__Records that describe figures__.
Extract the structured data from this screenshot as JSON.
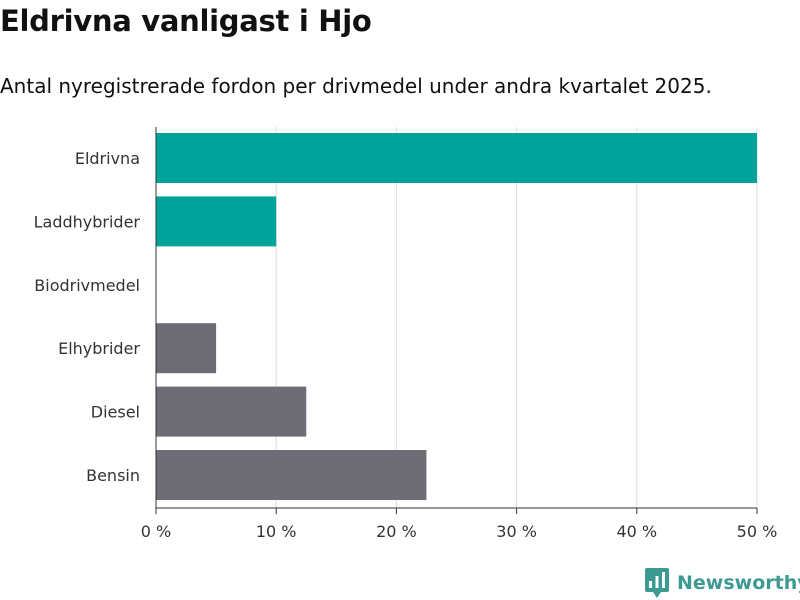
{
  "header": {
    "title": "Eldrivna vanligast i Hjo",
    "subtitle": "Antal nyregistrerade fordon per drivmedel under andra kvartalet 2025."
  },
  "brand": {
    "name": "Newsworthy",
    "icon": "newsworthy-logo-icon"
  },
  "colors": {
    "highlight": "#00a39a",
    "default": "#6e6d75",
    "grid": "#dddddd",
    "axis": "#333333"
  },
  "chart_data": {
    "type": "bar",
    "orientation": "horizontal",
    "categories": [
      "Eldrivna",
      "Laddhybrider",
      "Biodrivmedel",
      "Elhybrider",
      "Diesel",
      "Bensin"
    ],
    "values": [
      50,
      10,
      0,
      5,
      12.5,
      22.5
    ],
    "highlight": [
      true,
      true,
      false,
      false,
      false,
      false
    ],
    "xlim": [
      0,
      50
    ],
    "xticks": [
      0,
      10,
      20,
      30,
      40,
      50
    ],
    "xtick_labels": [
      "0 %",
      "10 %",
      "20 %",
      "30 %",
      "40 %",
      "50 %"
    ],
    "grid": true,
    "legend": "none"
  }
}
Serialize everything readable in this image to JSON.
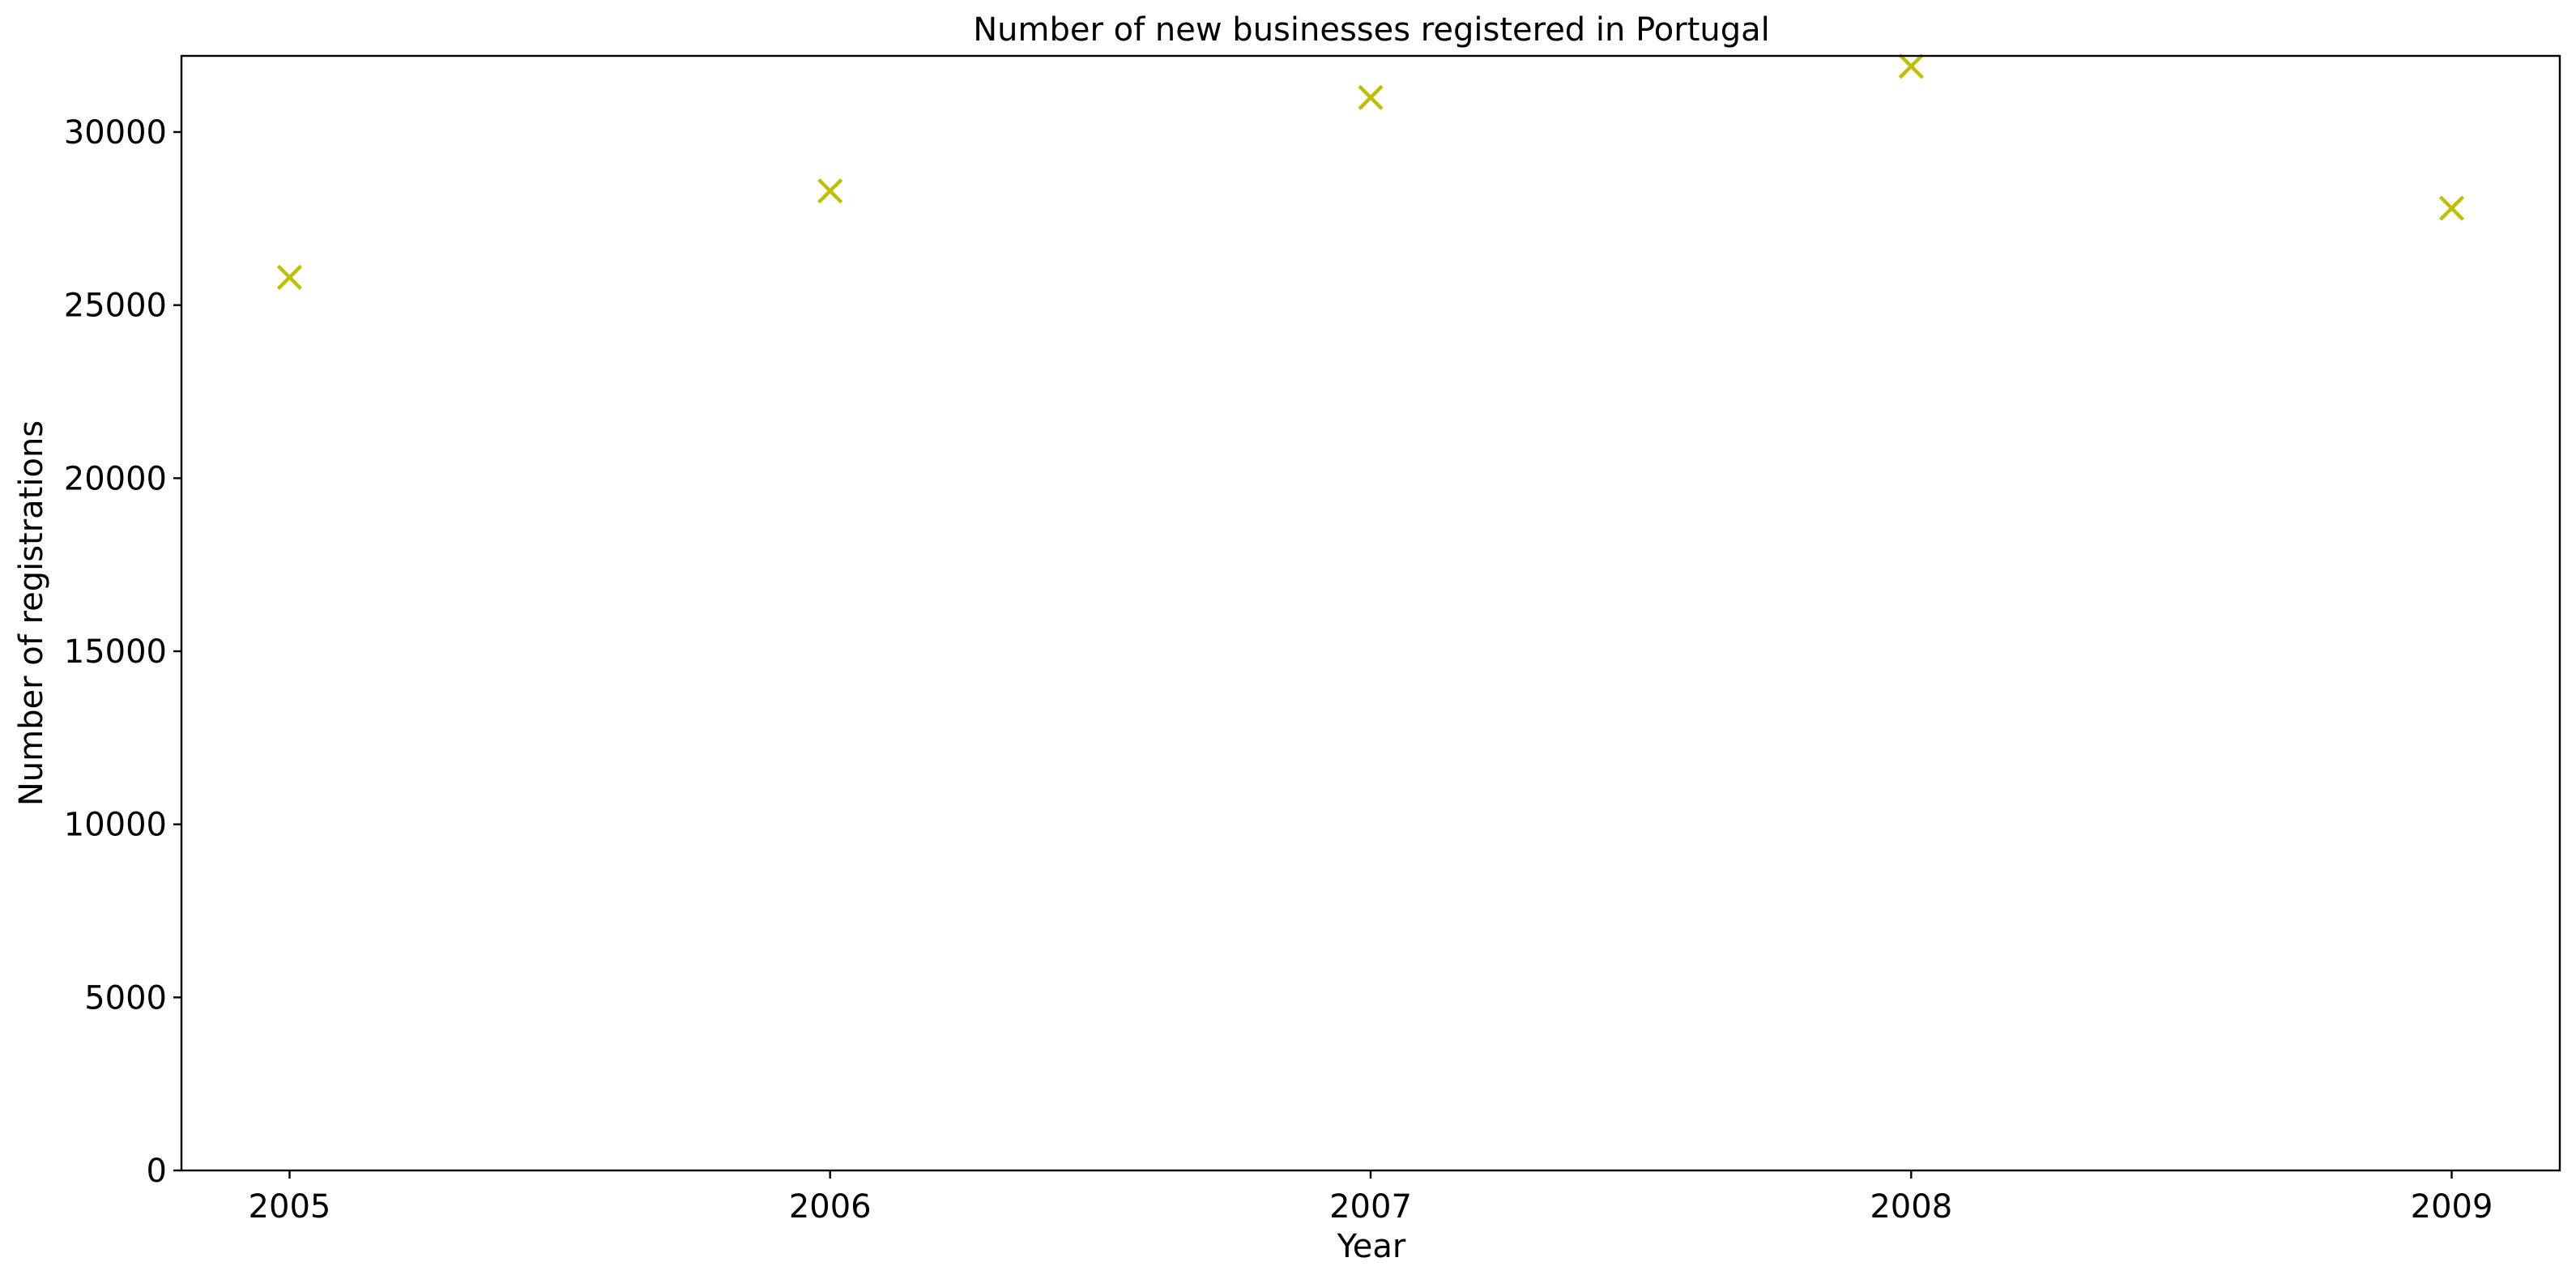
{
  "chart_data": {
    "type": "scatter",
    "title": "Number of new businesses registered in Portugal",
    "xlabel": "Year",
    "ylabel": "Number of registrations",
    "x": [
      2005,
      2006,
      2007,
      2008,
      2009
    ],
    "y": [
      25800,
      28300,
      31000,
      31900,
      27800
    ],
    "xlim": [
      2004.8,
      2009.2
    ],
    "ylim": [
      0,
      32200
    ],
    "xticks": [
      "2005",
      "2006",
      "2007",
      "2008",
      "2009"
    ],
    "yticks": [
      "0",
      "5000",
      "10000",
      "15000",
      "20000",
      "25000",
      "30000"
    ],
    "marker": "x",
    "marker_color": "#bfbf00",
    "grid": false
  }
}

__Written task__.
Write out every entry again word for word, without any of the pictures.

__Answer to this exercise__.
Extract the structured data from this screenshot as JSON.
{
  "header": {
    "title": "Eldrivna vanligast i Hjo",
    "subtitle": "Antal nyregistrerade fordon per drivmedel under andra kvartalet 2025."
  },
  "brand": {
    "name": "Newsworthy",
    "icon": "newsworthy-logo-icon"
  },
  "colors": {
    "highlight": "#00a39a",
    "default": "#6e6d75",
    "grid": "#dddddd",
    "axis": "#333333"
  },
  "chart_data": {
    "type": "bar",
    "orientation": "horizontal",
    "categories": [
      "Eldrivna",
      "Laddhybrider",
      "Biodrivmedel",
      "Elhybrider",
      "Diesel",
      "Bensin"
    ],
    "values": [
      50,
      10,
      0,
      5,
      12.5,
      22.5
    ],
    "highlight": [
      true,
      true,
      false,
      false,
      false,
      false
    ],
    "xlim": [
      0,
      50
    ],
    "xticks": [
      0,
      10,
      20,
      30,
      40,
      50
    ],
    "xtick_labels": [
      "0 %",
      "10 %",
      "20 %",
      "30 %",
      "40 %",
      "50 %"
    ],
    "grid": true,
    "legend": "none"
  }
}
Serialize everything readable in this image to JSON.
{
  "chart_data": {
    "type": "scatter",
    "title": "Number of new businesses registered in Portugal",
    "xlabel": "Year",
    "ylabel": "Number of registrations",
    "x": [
      2005,
      2006,
      2007,
      2008,
      2009
    ],
    "y": [
      25800,
      28300,
      31000,
      31900,
      27800
    ],
    "xlim": [
      2004.8,
      2009.2
    ],
    "ylim": [
      0,
      32200
    ],
    "xticks": [
      "2005",
      "2006",
      "2007",
      "2008",
      "2009"
    ],
    "yticks": [
      "0",
      "5000",
      "10000",
      "15000",
      "20000",
      "25000",
      "30000"
    ],
    "marker": "x",
    "marker_color": "#bfbf00",
    "grid": false
  }
}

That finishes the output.